What to do
Output all of the entries below precisely as written.

Source records
• • •

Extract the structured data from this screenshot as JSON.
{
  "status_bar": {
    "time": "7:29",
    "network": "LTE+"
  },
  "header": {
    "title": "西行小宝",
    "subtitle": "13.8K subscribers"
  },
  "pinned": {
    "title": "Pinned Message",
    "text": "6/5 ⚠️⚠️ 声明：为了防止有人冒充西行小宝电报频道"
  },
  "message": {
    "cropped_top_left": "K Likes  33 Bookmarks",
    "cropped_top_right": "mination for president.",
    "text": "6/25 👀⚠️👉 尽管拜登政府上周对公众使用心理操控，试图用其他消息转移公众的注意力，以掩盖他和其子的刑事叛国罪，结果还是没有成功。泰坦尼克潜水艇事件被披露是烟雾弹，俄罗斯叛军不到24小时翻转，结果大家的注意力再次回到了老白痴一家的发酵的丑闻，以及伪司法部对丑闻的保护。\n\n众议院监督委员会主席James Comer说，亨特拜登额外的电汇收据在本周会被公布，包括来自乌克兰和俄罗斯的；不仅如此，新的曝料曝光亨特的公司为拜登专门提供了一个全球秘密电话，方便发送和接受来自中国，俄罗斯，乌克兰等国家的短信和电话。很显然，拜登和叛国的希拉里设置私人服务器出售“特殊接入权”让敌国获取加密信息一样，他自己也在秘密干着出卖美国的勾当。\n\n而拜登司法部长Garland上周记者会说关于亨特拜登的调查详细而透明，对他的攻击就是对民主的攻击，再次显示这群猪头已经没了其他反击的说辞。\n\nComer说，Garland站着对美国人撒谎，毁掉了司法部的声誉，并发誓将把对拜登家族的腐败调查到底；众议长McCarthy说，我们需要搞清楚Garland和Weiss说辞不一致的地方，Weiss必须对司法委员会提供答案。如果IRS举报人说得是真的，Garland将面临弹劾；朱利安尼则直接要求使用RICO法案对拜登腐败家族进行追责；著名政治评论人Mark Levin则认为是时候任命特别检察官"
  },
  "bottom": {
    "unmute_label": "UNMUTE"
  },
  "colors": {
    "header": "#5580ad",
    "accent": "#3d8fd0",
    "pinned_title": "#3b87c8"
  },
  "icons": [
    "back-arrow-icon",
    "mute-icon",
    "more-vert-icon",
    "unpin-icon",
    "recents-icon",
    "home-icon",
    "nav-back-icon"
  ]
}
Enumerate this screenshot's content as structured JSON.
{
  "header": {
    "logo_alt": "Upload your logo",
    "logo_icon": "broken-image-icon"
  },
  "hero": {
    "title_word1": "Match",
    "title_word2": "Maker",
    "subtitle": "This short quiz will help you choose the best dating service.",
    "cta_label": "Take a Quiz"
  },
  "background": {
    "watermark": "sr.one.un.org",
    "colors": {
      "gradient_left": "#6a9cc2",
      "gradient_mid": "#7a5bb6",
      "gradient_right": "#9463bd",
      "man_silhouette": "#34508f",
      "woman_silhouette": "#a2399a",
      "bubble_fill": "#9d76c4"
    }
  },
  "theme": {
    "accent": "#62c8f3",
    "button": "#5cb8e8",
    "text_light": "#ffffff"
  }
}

• • •

Task answer
Extract the structured data from this screenshot as JSON.
{
  "status_bar": {
    "time": "7:29",
    "network": "LTE+"
  },
  "header": {
    "title": "西行小宝",
    "subtitle": "13.8K subscribers"
  },
  "pinned": {
    "title": "Pinned Message",
    "text": "6/5 ⚠️⚠️ 声明：为了防止有人冒充西行小宝电报频道"
  },
  "message": {
    "cropped_top_left": "K Likes  33 Bookmarks",
    "cropped_top_right": "mination for president.",
    "text": "6/25 👀⚠️👉 尽管拜登政府上周对公众使用心理操控，试图用其他消息转移公众的注意力，以掩盖他和其子的刑事叛国罪，结果还是没有成功。泰坦尼克潜水艇事件被披露是烟雾弹，俄罗斯叛军不到24小时翻转，结果大家的注意力再次回到了老白痴一家的发酵的丑闻，以及伪司法部对丑闻的保护。\n\n众议院监督委员会主席James Comer说，亨特拜登额外的电汇收据在本周会被公布，包括来自乌克兰和俄罗斯的；不仅如此，新的曝料曝光亨特的公司为拜登专门提供了一个全球秘密电话，方便发送和接受来自中国，俄罗斯，乌克兰等国家的短信和电话。很显然，拜登和叛国的希拉里设置私人服务器出售“特殊接入权”让敌国获取加密信息一样，他自己也在秘密干着出卖美国的勾当。\n\n而拜登司法部长Garland上周记者会说关于亨特拜登的调查详细而透明，对他的攻击就是对民主的攻击，再次显示这群猪头已经没了其他反击的说辞。\n\nComer说，Garland站着对美国人撒谎，毁掉了司法部的声誉，并发誓将把对拜登家族的腐败调查到底；众议长McCarthy说，我们需要搞清楚Garland和Weiss说辞不一致的地方，Weiss必须对司法委员会提供答案。如果IRS举报人说得是真的，Garland将面临弹劾；朱利安尼则直接要求使用RICO法案对拜登腐败家族进行追责；著名政治评论人Mark Levin则认为是时候任命特别检察官"
  },
  "bottom": {
    "unmute_label": "UNMUTE"
  },
  "colors": {
    "header": "#5580ad",
    "accent": "#3d8fd0",
    "pinned_title": "#3b87c8"
  },
  "icons": [
    "back-arrow-icon",
    "mute-icon",
    "more-vert-icon",
    "unpin-icon",
    "recents-icon",
    "home-icon",
    "nav-back-icon"
  ]
}
Enumerate this screenshot's content as structured JSON.
{
  "header": {
    "logo_alt": "Upload your logo",
    "logo_icon": "broken-image-icon"
  },
  "hero": {
    "title_word1": "Match",
    "title_word2": "Maker",
    "subtitle": "This short quiz will help you choose the best dating service.",
    "cta_label": "Take a Quiz"
  },
  "background": {
    "watermark": "sr.one.un.org",
    "colors": {
      "gradient_left": "#6a9cc2",
      "gradient_mid": "#7a5bb6",
      "gradient_right": "#9463bd",
      "man_silhouette": "#34508f",
      "woman_silhouette": "#a2399a",
      "bubble_fill": "#9d76c4"
    }
  },
  "theme": {
    "accent": "#62c8f3",
    "button": "#5cb8e8",
    "text_light": "#ffffff"
  }
}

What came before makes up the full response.